Jordan–Kenya relations are bilateral relations between Jordan and Kenya.

==History==
In November 2014, during his visit to the UAE, Uhuru Kenyatta the President of Kenya discussed ways with King Abdullah II of Jordan to combat extremism and asked for Jordan's expertise in the matter. Sheikh Mohammed Bin Rashid Al Maktoum, who is the Vice President of the UAE and Ruler of Dubai was present. Kenyatta also visited Aqqaba, Jordan, where he attended a summit featuring various other international leaders. He also discussed the same bilateral issues therein.

==Trade==
Jordan expressed its openness to trade with various African countries, including Kenya.

Kenya is considered the third largest non Arab African market in the continent and an important business gateway to the African Great Lakes region by Jordan. It is also one of the major nontraditional markets and important to access the wider COMESA market.

(Bounding box prediction data)
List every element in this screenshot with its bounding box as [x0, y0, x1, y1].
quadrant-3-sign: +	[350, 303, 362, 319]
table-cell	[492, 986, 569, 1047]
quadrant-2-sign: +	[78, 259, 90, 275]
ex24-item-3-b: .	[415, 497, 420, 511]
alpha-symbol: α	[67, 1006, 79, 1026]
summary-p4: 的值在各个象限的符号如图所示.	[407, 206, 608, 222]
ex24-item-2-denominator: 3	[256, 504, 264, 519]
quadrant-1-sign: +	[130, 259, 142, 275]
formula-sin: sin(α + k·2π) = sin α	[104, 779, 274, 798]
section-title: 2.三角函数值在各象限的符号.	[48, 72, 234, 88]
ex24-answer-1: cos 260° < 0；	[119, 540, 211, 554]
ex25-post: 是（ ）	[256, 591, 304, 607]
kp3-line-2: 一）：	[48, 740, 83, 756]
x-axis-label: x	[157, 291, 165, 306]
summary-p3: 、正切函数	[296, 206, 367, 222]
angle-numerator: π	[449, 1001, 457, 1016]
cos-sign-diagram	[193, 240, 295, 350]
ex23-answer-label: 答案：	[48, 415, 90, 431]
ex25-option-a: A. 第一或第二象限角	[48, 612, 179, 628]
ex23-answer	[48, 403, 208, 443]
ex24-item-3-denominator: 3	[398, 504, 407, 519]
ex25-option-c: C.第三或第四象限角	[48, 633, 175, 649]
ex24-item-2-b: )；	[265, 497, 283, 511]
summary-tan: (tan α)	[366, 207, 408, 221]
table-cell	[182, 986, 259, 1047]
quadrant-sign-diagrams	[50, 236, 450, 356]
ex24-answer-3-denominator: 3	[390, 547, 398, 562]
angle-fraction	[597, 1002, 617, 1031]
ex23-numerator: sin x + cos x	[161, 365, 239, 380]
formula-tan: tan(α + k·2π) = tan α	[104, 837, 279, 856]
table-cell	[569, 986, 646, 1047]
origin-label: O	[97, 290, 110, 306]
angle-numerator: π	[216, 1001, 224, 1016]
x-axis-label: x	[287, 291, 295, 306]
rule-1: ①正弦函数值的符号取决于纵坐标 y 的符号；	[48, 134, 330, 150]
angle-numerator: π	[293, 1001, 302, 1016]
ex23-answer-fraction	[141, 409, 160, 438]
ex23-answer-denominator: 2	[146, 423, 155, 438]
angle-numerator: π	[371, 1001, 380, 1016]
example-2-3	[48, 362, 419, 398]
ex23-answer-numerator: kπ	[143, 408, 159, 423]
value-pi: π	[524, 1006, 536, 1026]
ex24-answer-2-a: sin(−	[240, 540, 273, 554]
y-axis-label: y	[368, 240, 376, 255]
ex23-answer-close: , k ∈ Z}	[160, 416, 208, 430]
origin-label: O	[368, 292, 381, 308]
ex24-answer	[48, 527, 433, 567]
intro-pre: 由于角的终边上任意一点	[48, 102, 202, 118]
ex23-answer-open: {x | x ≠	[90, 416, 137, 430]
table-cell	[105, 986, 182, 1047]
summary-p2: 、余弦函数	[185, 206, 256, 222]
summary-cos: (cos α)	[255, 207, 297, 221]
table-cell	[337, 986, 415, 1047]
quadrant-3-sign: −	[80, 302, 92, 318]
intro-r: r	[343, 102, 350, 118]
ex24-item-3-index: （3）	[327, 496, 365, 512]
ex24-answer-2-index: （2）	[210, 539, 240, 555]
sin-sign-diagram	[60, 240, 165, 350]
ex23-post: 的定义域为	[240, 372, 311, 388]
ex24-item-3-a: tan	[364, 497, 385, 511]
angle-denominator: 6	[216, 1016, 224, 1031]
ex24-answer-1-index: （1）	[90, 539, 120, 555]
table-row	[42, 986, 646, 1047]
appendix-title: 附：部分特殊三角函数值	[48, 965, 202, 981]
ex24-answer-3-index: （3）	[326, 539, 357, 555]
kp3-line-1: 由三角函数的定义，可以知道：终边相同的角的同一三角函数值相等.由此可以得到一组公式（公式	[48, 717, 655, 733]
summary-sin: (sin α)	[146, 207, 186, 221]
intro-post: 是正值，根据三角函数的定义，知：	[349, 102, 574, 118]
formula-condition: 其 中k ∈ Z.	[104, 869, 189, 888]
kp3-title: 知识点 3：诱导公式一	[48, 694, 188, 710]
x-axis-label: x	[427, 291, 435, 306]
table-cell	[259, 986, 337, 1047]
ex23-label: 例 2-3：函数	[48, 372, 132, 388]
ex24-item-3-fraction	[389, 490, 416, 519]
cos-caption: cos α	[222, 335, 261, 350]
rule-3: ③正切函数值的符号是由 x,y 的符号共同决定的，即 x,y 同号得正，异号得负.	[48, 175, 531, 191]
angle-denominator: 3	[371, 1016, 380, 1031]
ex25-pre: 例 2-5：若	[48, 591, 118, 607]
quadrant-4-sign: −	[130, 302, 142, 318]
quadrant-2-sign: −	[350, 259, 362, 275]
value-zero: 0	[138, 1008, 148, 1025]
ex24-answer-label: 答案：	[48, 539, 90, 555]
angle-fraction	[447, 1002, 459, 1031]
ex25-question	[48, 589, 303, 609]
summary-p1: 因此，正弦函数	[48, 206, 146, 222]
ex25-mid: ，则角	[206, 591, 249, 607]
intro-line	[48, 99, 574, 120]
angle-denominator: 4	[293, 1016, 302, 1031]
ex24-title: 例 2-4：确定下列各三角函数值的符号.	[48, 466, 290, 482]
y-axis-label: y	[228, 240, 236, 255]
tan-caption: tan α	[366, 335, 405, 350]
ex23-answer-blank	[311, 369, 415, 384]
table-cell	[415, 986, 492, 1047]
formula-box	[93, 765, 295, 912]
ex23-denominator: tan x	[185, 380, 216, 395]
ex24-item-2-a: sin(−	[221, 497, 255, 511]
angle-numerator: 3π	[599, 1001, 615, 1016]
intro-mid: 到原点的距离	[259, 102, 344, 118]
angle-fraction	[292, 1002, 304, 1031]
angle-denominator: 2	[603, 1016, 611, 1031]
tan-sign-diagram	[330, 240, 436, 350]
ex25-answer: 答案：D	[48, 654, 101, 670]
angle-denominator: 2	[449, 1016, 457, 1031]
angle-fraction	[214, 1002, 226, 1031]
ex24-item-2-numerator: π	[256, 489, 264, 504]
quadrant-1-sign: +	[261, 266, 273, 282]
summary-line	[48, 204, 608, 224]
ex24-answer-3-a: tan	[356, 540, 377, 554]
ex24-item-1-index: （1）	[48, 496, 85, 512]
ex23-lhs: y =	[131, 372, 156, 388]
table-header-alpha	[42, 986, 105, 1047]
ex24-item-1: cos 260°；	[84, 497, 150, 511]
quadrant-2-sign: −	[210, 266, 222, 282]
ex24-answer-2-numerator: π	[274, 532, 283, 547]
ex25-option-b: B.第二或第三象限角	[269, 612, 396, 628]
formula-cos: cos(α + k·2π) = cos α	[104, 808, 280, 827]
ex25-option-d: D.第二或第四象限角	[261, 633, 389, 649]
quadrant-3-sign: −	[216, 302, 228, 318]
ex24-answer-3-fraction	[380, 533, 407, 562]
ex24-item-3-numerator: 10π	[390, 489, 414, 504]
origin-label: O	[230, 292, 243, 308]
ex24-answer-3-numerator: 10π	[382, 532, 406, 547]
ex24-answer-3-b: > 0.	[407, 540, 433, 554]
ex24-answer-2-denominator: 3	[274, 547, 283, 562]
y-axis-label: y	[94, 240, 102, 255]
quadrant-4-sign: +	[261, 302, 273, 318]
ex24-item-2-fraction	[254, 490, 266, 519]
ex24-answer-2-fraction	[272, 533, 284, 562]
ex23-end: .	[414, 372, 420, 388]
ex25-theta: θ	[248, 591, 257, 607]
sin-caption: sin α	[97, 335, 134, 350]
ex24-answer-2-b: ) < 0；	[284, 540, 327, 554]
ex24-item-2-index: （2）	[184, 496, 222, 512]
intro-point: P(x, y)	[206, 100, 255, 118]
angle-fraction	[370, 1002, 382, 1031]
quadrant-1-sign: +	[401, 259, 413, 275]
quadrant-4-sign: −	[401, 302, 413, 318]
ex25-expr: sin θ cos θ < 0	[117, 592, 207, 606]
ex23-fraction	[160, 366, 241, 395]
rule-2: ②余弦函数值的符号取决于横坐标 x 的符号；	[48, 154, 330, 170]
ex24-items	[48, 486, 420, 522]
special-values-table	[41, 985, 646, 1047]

### Brief 1:
In the Jordan–Kenya relations text, where did Kenyatta attend a summit featuring various other international leaders?
### Brief 2:
Rewrite the passage of the Jordan–Kenya relations text starting at "Kenya is considered" and ending at "wider COMESA market.", swapping "gateway" for "entry point".

### Reply 1:
Aqqaba, Jordan.

### Reply 2:
Kenya is considered the third largest non Arab African market in the continent and an important business entry point to the African Great Lakes region by Jordan. It is also one of the major nontraditional markets and important to access the wider COMESA market.